• **Activity**
Search the entries for the word "Kinase" and report each line that has it.

Records from a data source:

+===+

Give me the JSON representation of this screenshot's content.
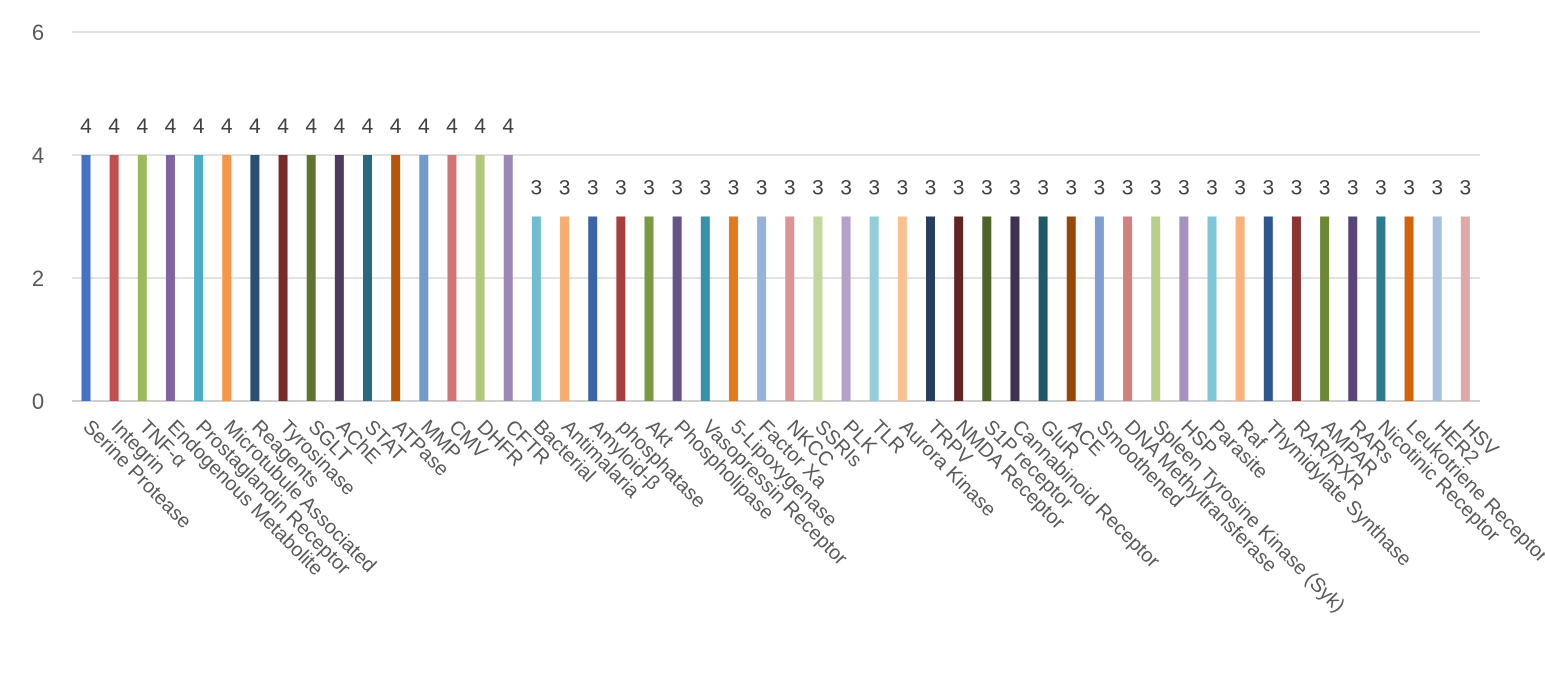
{
  "chart_data": {
    "type": "bar",
    "title": "",
    "xlabel": "",
    "ylabel": "",
    "ylim": [
      0,
      6
    ],
    "yticks": [
      0,
      2,
      4,
      6
    ],
    "grid": true,
    "data_labels": true,
    "categories": [
      "Serine Protease",
      "Integrin",
      "TNF-α",
      "Endogenous Metabolite",
      "Prostaglandin Receptor",
      "Microtubule Associated",
      "Reagents",
      "Tyrosinase",
      "SGLT",
      "AChE",
      "STAT",
      "ATPase",
      "MMP",
      "CMV",
      "DHFR",
      "CFTR",
      "Bacterial",
      "Antimalaria",
      "Amyloid-β",
      "phosphatase",
      "Akt",
      "Phospholipase",
      "Vasopressin Receptor",
      "5-Lipoxygenase",
      "Factor Xa",
      "NKCC",
      "SSRIs",
      "PLK",
      "TLR",
      "Aurora Kinase",
      "TRPV",
      "NMDA Receptor",
      "S1P receptor",
      "Cannabinoid Receptor",
      "GluR",
      "ACE",
      "Smoothened",
      "DNA Methyltransferase",
      "Spleen Tyrosine Kinase (Syk)",
      "HSP",
      "Parasite",
      "Raf",
      "Thymidylate Synthase",
      "RAR/RXR",
      "AMPAR",
      "RARs",
      "Nicotinic Receptor",
      "Leukotriene Receptor",
      "HER2",
      "HSV"
    ],
    "values": [
      4,
      4,
      4,
      4,
      4,
      4,
      4,
      4,
      4,
      4,
      4,
      4,
      4,
      4,
      4,
      4,
      3,
      3,
      3,
      3,
      3,
      3,
      3,
      3,
      3,
      3,
      3,
      3,
      3,
      3,
      3,
      3,
      3,
      3,
      3,
      3,
      3,
      3,
      3,
      3,
      3,
      3,
      3,
      3,
      3,
      3,
      3,
      3,
      3,
      3
    ],
    "colors": [
      "#4472c4",
      "#c0504d",
      "#9bbb59",
      "#8064a2",
      "#4bacc6",
      "#f79646",
      "#2c4d75",
      "#772c2a",
      "#5f7530",
      "#4d3b62",
      "#276a7c",
      "#b65708",
      "#729aca",
      "#d07573",
      "#afc97a",
      "#9b88b5",
      "#6fbdd1",
      "#f9ac6f",
      "#3a64a3",
      "#a63f3d",
      "#7a9a42",
      "#65538a",
      "#3791a8",
      "#e37b1d",
      "#95b3d7",
      "#d99694",
      "#c3d69b",
      "#b2a2c7",
      "#92cddc",
      "#fac090",
      "#253f60",
      "#632523",
      "#4f6228",
      "#3f3151",
      "#215968",
      "#974806",
      "#7f9fcf",
      "#d4807e",
      "#b8cf8a",
      "#a493be",
      "#80c6d7",
      "#f8b37d",
      "#2f568d",
      "#8b3432",
      "#6c8836",
      "#594579",
      "#2e7a8f",
      "#d2630c",
      "#a5bfdd",
      "#ddaaa8"
    ]
  }
}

+===+

• **Answer to this task**
      "Aurora Kinase",
      "Spleen Tyrosine Kinase (Syk)",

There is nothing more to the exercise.